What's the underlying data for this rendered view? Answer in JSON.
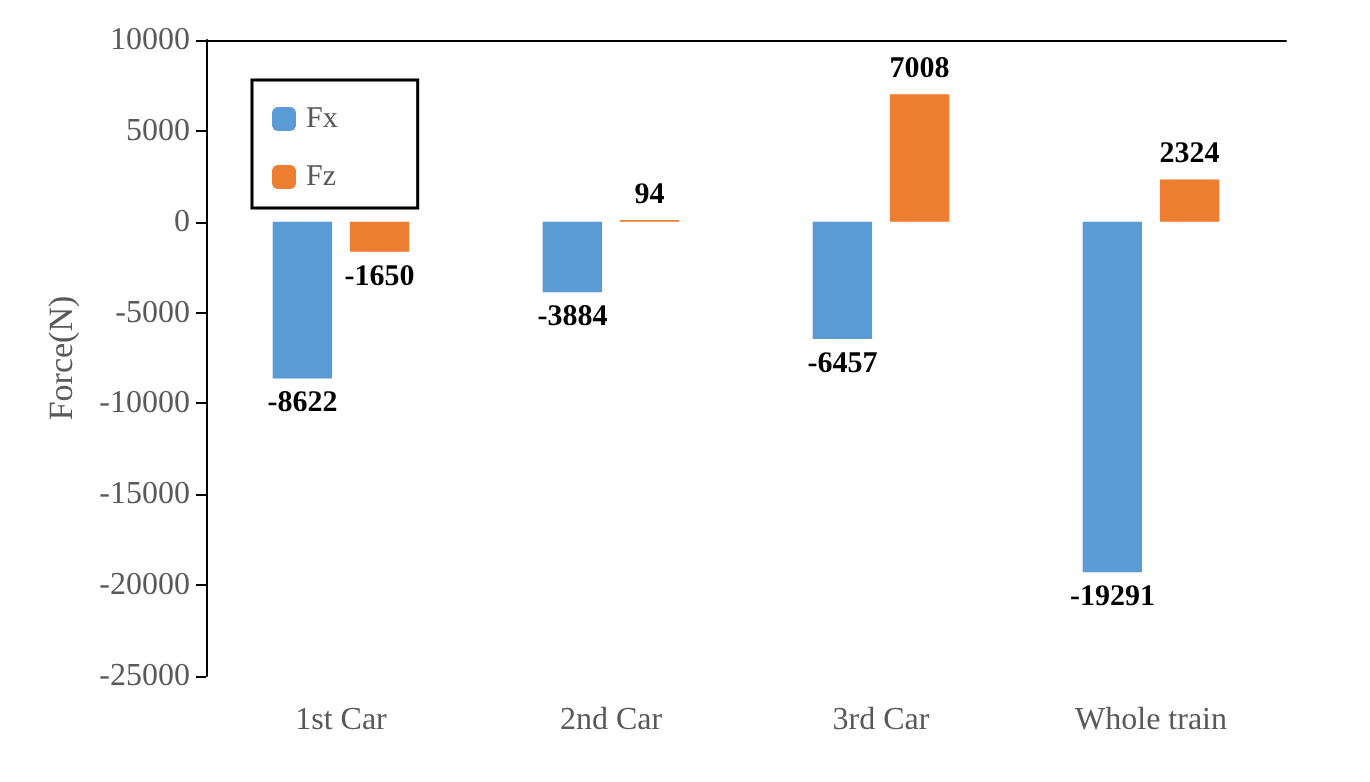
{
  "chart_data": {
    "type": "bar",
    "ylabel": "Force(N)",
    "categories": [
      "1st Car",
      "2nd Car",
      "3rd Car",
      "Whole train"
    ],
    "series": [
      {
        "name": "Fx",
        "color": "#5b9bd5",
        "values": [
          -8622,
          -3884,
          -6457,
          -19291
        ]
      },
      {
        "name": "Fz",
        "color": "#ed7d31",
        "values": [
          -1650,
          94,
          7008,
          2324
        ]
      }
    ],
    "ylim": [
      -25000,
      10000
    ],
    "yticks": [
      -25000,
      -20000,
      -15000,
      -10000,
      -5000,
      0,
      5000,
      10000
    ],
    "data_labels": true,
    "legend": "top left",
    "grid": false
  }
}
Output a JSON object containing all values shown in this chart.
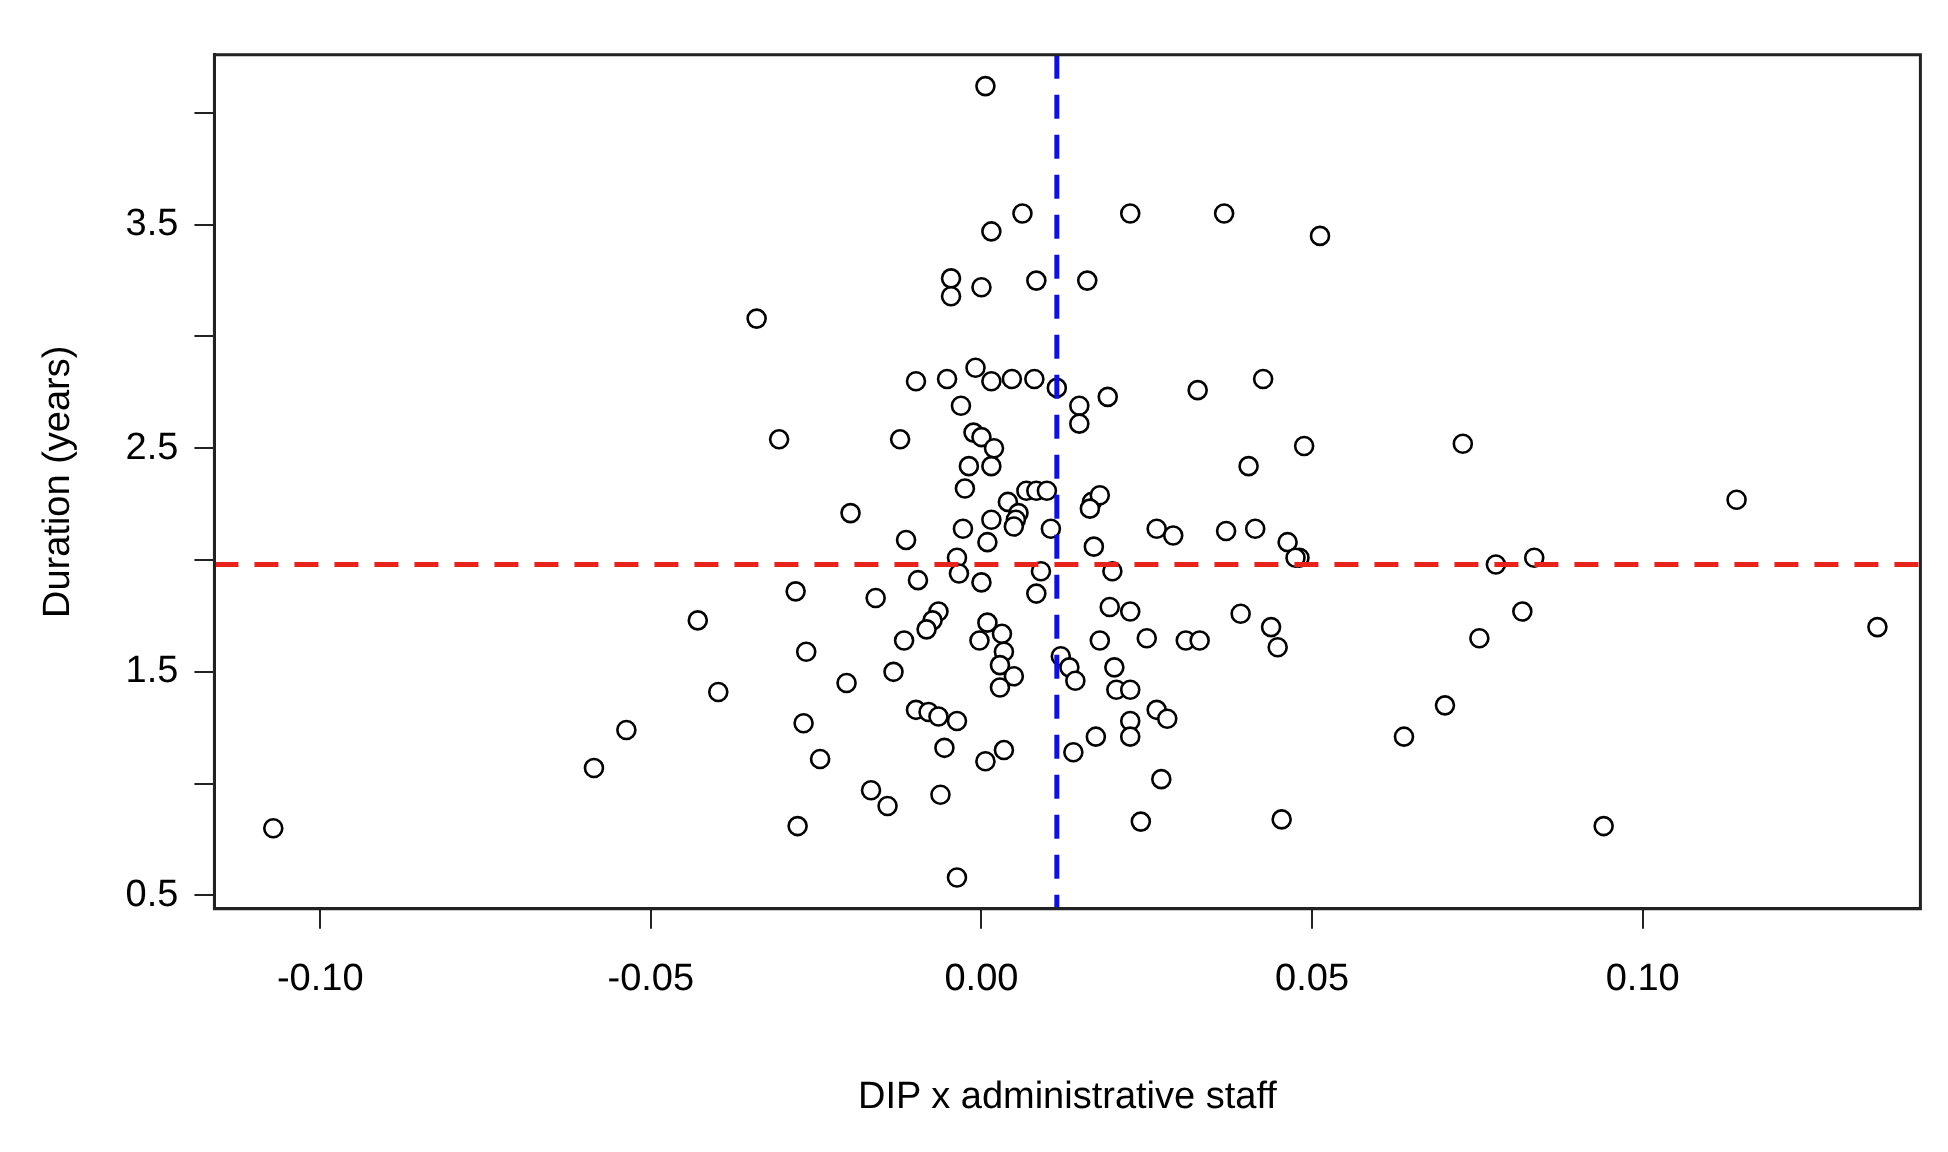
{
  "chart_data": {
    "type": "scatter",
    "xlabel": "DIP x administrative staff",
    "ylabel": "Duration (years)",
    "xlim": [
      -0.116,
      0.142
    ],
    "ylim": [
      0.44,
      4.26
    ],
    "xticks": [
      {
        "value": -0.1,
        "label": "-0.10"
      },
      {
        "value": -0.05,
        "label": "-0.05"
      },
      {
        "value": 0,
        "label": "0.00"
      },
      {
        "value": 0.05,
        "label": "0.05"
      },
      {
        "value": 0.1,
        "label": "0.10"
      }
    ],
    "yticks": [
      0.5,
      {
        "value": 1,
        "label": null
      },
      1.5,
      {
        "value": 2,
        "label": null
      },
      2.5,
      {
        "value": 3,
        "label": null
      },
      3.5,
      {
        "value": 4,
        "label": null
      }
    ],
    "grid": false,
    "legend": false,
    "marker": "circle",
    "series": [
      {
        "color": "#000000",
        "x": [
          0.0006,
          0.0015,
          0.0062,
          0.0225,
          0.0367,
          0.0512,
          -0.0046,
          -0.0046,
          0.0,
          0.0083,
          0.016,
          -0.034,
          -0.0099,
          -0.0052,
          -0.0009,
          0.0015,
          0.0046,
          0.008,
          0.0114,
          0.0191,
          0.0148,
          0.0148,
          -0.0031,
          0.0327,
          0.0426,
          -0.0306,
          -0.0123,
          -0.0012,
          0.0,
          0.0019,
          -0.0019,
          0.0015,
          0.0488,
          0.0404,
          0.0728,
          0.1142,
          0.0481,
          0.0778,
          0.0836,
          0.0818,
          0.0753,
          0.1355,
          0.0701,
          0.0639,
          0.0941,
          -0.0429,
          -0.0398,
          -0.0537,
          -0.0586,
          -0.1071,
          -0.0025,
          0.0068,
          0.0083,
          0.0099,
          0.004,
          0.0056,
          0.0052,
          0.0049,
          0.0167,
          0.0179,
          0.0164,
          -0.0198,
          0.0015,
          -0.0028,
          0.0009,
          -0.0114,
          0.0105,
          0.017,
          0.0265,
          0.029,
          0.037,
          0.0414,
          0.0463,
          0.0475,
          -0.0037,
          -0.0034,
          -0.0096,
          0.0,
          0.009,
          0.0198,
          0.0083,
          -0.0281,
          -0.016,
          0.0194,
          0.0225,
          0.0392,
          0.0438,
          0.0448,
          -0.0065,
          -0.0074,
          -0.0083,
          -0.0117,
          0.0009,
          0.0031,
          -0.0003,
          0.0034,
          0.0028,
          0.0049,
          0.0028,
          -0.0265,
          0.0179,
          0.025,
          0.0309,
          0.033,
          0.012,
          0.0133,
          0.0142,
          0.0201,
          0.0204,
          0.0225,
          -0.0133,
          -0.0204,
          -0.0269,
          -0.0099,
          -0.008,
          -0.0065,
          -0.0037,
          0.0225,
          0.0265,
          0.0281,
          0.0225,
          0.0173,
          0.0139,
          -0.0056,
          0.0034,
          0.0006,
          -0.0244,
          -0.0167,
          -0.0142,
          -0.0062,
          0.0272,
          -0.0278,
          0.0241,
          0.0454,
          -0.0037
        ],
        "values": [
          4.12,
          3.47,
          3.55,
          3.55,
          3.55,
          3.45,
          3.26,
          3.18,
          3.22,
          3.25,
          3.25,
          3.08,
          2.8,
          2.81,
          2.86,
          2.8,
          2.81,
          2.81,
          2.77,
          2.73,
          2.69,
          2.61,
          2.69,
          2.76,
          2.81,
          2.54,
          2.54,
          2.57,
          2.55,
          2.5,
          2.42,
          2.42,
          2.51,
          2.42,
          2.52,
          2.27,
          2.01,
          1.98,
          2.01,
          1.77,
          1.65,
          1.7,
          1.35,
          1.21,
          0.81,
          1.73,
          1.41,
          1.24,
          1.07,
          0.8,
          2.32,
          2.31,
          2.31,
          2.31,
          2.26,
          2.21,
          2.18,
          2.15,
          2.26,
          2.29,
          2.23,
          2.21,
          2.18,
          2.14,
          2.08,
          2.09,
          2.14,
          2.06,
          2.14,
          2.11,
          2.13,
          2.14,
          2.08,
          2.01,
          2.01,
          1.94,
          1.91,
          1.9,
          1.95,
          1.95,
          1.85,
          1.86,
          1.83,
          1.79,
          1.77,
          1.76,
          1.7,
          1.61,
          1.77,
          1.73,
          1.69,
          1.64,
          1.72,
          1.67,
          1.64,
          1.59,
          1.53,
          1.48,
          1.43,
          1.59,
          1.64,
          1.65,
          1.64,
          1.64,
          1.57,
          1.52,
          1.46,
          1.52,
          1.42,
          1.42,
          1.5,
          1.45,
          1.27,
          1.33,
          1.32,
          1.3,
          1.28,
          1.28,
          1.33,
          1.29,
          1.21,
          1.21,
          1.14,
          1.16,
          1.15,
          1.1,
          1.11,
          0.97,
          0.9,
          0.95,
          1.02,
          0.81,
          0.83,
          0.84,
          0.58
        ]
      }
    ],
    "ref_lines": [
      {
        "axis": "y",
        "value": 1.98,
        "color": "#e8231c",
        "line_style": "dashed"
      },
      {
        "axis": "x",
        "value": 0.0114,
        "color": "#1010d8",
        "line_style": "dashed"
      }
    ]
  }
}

Exercise instructions:
Without the pictures, reproduce every line of the records above exactly.

Complete response:
What's the underlying data for this rendered view? Answer in JSON.
{
  "chart_data": {
    "type": "bar",
    "ylabel": "Force(N)",
    "categories": [
      "1st Car",
      "2nd Car",
      "3rd Car",
      "Whole train"
    ],
    "series": [
      {
        "name": "Fx",
        "color": "#5b9bd5",
        "values": [
          -8622,
          -3884,
          -6457,
          -19291
        ]
      },
      {
        "name": "Fz",
        "color": "#ed7d31",
        "values": [
          -1650,
          94,
          7008,
          2324
        ]
      }
    ],
    "ylim": [
      -25000,
      10000
    ],
    "yticks": [
      -25000,
      -20000,
      -15000,
      -10000,
      -5000,
      0,
      5000,
      10000
    ],
    "data_labels": true,
    "legend": "top left",
    "grid": false
  }
}
Output a JSON object containing all values shown in this chart.
{
  "chart_data": {
    "type": "scatter",
    "xlabel": "DIP x administrative staff",
    "ylabel": "Duration (years)",
    "xlim": [
      -0.116,
      0.142
    ],
    "ylim": [
      0.44,
      4.26
    ],
    "xticks": [
      {
        "value": -0.1,
        "label": "-0.10"
      },
      {
        "value": -0.05,
        "label": "-0.05"
      },
      {
        "value": 0,
        "label": "0.00"
      },
      {
        "value": 0.05,
        "label": "0.05"
      },
      {
        "value": 0.1,
        "label": "0.10"
      }
    ],
    "yticks": [
      0.5,
      {
        "value": 1,
        "label": null
      },
      1.5,
      {
        "value": 2,
        "label": null
      },
      2.5,
      {
        "value": 3,
        "label": null
      },
      3.5,
      {
        "value": 4,
        "label": null
      }
    ],
    "grid": false,
    "legend": false,
    "marker": "circle",
    "series": [
      {
        "color": "#000000",
        "x": [
          0.0006,
          0.0015,
          0.0062,
          0.0225,
          0.0367,
          0.0512,
          -0.0046,
          -0.0046,
          0.0,
          0.0083,
          0.016,
          -0.034,
          -0.0099,
          -0.0052,
          -0.0009,
          0.0015,
          0.0046,
          0.008,
          0.0114,
          0.0191,
          0.0148,
          0.0148,
          -0.0031,
          0.0327,
          0.0426,
          -0.0306,
          -0.0123,
          -0.0012,
          0.0,
          0.0019,
          -0.0019,
          0.0015,
          0.0488,
          0.0404,
          0.0728,
          0.1142,
          0.0481,
          0.0778,
          0.0836,
          0.0818,
          0.0753,
          0.1355,
          0.0701,
          0.0639,
          0.0941,
          -0.0429,
          -0.0398,
          -0.0537,
          -0.0586,
          -0.1071,
          -0.0025,
          0.0068,
          0.0083,
          0.0099,
          0.004,
          0.0056,
          0.0052,
          0.0049,
          0.0167,
          0.0179,
          0.0164,
          -0.0198,
          0.0015,
          -0.0028,
          0.0009,
          -0.0114,
          0.0105,
          0.017,
          0.0265,
          0.029,
          0.037,
          0.0414,
          0.0463,
          0.0475,
          -0.0037,
          -0.0034,
          -0.0096,
          0.0,
          0.009,
          0.0198,
          0.0083,
          -0.0281,
          -0.016,
          0.0194,
          0.0225,
          0.0392,
          0.0438,
          0.0448,
          -0.0065,
          -0.0074,
          -0.0083,
          -0.0117,
          0.0009,
          0.0031,
          -0.0003,
          0.0034,
          0.0028,
          0.0049,
          0.0028,
          -0.0265,
          0.0179,
          0.025,
          0.0309,
          0.033,
          0.012,
          0.0133,
          0.0142,
          0.0201,
          0.0204,
          0.0225,
          -0.0133,
          -0.0204,
          -0.0269,
          -0.0099,
          -0.008,
          -0.0065,
          -0.0037,
          0.0225,
          0.0265,
          0.0281,
          0.0225,
          0.0173,
          0.0139,
          -0.0056,
          0.0034,
          0.0006,
          -0.0244,
          -0.0167,
          -0.0142,
          -0.0062,
          0.0272,
          -0.0278,
          0.0241,
          0.0454,
          -0.0037
        ],
        "values": [
          4.12,
          3.47,
          3.55,
          3.55,
          3.55,
          3.45,
          3.26,
          3.18,
          3.22,
          3.25,
          3.25,
          3.08,
          2.8,
          2.81,
          2.86,
          2.8,
          2.81,
          2.81,
          2.77,
          2.73,
          2.69,
          2.61,
          2.69,
          2.76,
          2.81,
          2.54,
          2.54,
          2.57,
          2.55,
          2.5,
          2.42,
          2.42,
          2.51,
          2.42,
          2.52,
          2.27,
          2.01,
          1.98,
          2.01,
          1.77,
          1.65,
          1.7,
          1.35,
          1.21,
          0.81,
          1.73,
          1.41,
          1.24,
          1.07,
          0.8,
          2.32,
          2.31,
          2.31,
          2.31,
          2.26,
          2.21,
          2.18,
          2.15,
          2.26,
          2.29,
          2.23,
          2.21,
          2.18,
          2.14,
          2.08,
          2.09,
          2.14,
          2.06,
          2.14,
          2.11,
          2.13,
          2.14,
          2.08,
          2.01,
          2.01,
          1.94,
          1.91,
          1.9,
          1.95,
          1.95,
          1.85,
          1.86,
          1.83,
          1.79,
          1.77,
          1.76,
          1.7,
          1.61,
          1.77,
          1.73,
          1.69,
          1.64,
          1.72,
          1.67,
          1.64,
          1.59,
          1.53,
          1.48,
          1.43,
          1.59,
          1.64,
          1.65,
          1.64,
          1.64,
          1.57,
          1.52,
          1.46,
          1.52,
          1.42,
          1.42,
          1.5,
          1.45,
          1.27,
          1.33,
          1.32,
          1.3,
          1.28,
          1.28,
          1.33,
          1.29,
          1.21,
          1.21,
          1.14,
          1.16,
          1.15,
          1.1,
          1.11,
          0.97,
          0.9,
          0.95,
          1.02,
          0.81,
          0.83,
          0.84,
          0.58
        ]
      }
    ],
    "ref_lines": [
      {
        "axis": "y",
        "value": 1.98,
        "color": "#e8231c",
        "line_style": "dashed"
      },
      {
        "axis": "x",
        "value": 0.0114,
        "color": "#1010d8",
        "line_style": "dashed"
      }
    ]
  }
}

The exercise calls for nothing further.